(Dataset items)
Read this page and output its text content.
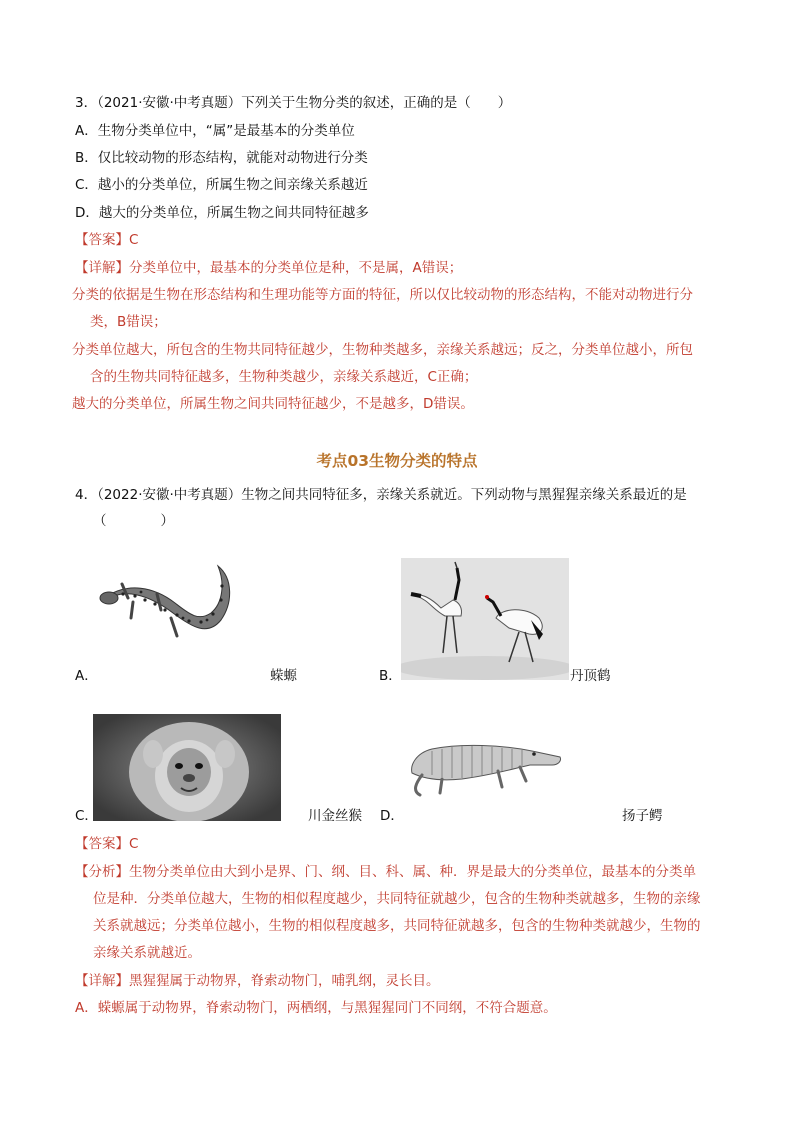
3．（2021·安徽·中考真题）下列关于生物分类的叙述，正确的是（　　）
A．生物分类单位中，“属”是最基本的分类单位
B．仅比较动物的形态结构，就能对动物进行分类
C．越小的分类单位，所属生物之间亲缘关系越近
D．越大的分类单位，所属生物之间共同特征越多
【答案】C
【详解】分类单位中，最基本的分类单位是种，不是属，A错误；
分类的依据是生物在形态结构和生理功能等方面的特征，所以仅比较动物的形态结构，不能对动物进行分
类，B错误；
分类单位越大，所包含的生物共同特征越少，生物种类越多，亲缘关系越远；反之，分类单位越小，所包
含的生物共同特征越多，生物种类越少，亲缘关系越近，C正确；
越大的分类单位，所属生物之间共同特征越少，不是越多，D错误。
考点03生物分类的特点
4．（2022·安徽·中考真题）生物之间共同特征多，亲缘关系就近。下列动物与黑猩猩亲缘关系最近的是
（　　　　）
A．	蝾螈	B．	丹顶鹤
C．	川金丝猴 D．	扬子鳄
【答案】C
【分析】生物分类单位由大到小是界、门、纲、目、科、属、种．界是最大的分类单位，最基本的分类单
位是种．分类单位越大，生物的相似程度越少，共同特征就越少，包含的生物种类就越多，生物的亲缘
关系就越远；分类单位越小，生物的相似程度越多，共同特征就越多，包含的生物种类就越少，生物的
亲缘关系就越近。
【详解】黑猩猩属于动物界，脊索动物门，哺乳纲，灵长目。
A．蝾螈属于动物界，脊索动物门，两栖纲，与黑猩猩同门不同纲，不符合题意。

Instruction - Find the lines above that contain the word "分类单位越大" and collect them.

Exercise answer -
分类单位越大，所包含的生物共同特征越少，生物种类越多，亲缘关系越远；反之，分类单位越小，所包
位是种．分类单位越大，生物的相似程度越少，共同特征就越少，包含的生物种类就越多，生物的亲缘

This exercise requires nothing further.